**Data shown:**
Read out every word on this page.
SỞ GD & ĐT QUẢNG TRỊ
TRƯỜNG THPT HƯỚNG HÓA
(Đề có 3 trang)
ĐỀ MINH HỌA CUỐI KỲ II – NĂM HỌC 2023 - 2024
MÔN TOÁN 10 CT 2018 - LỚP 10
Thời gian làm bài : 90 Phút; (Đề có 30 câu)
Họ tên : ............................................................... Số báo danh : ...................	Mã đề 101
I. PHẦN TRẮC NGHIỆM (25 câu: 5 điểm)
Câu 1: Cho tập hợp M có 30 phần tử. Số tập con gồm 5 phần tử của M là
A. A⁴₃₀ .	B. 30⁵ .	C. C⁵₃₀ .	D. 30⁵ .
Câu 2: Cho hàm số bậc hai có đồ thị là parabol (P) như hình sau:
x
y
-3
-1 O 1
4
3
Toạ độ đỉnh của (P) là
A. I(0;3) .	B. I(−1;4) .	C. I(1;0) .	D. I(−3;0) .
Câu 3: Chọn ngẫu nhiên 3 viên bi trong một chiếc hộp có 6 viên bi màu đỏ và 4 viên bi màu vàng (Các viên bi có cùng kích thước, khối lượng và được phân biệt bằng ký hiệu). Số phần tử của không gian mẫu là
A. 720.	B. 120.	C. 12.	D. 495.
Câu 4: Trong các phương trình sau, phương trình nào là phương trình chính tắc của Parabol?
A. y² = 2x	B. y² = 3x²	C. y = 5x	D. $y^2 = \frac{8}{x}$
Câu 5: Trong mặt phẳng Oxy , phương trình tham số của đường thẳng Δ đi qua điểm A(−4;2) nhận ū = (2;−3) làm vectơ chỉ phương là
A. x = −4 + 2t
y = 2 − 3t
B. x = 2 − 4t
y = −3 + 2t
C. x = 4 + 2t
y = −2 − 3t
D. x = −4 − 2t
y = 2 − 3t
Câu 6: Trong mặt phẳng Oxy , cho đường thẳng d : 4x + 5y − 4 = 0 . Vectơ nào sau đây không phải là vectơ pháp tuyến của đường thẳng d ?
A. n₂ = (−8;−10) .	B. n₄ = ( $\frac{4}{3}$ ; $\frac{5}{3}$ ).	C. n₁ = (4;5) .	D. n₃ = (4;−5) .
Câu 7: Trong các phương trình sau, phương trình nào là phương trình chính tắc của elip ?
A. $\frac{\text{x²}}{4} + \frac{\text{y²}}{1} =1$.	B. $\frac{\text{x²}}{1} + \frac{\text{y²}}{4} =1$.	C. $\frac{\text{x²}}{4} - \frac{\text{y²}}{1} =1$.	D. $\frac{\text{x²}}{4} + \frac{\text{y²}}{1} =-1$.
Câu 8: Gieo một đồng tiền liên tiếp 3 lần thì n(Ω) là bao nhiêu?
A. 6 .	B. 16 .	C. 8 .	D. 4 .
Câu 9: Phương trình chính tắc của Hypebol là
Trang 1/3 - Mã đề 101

**What you will do:** Look through the entries above and report each line where the string "điểm" occurs.

**The result:**
I. PHẦN TRẮC NGHIỆM (25 câu: 5 điểm)
Câu 5: Trong mặt phẳng Oxy , phương trình tham số của đường thẳng Δ đi qua điểm A(−4;2) nhận ū = (2;−3) làm vectơ chỉ phương là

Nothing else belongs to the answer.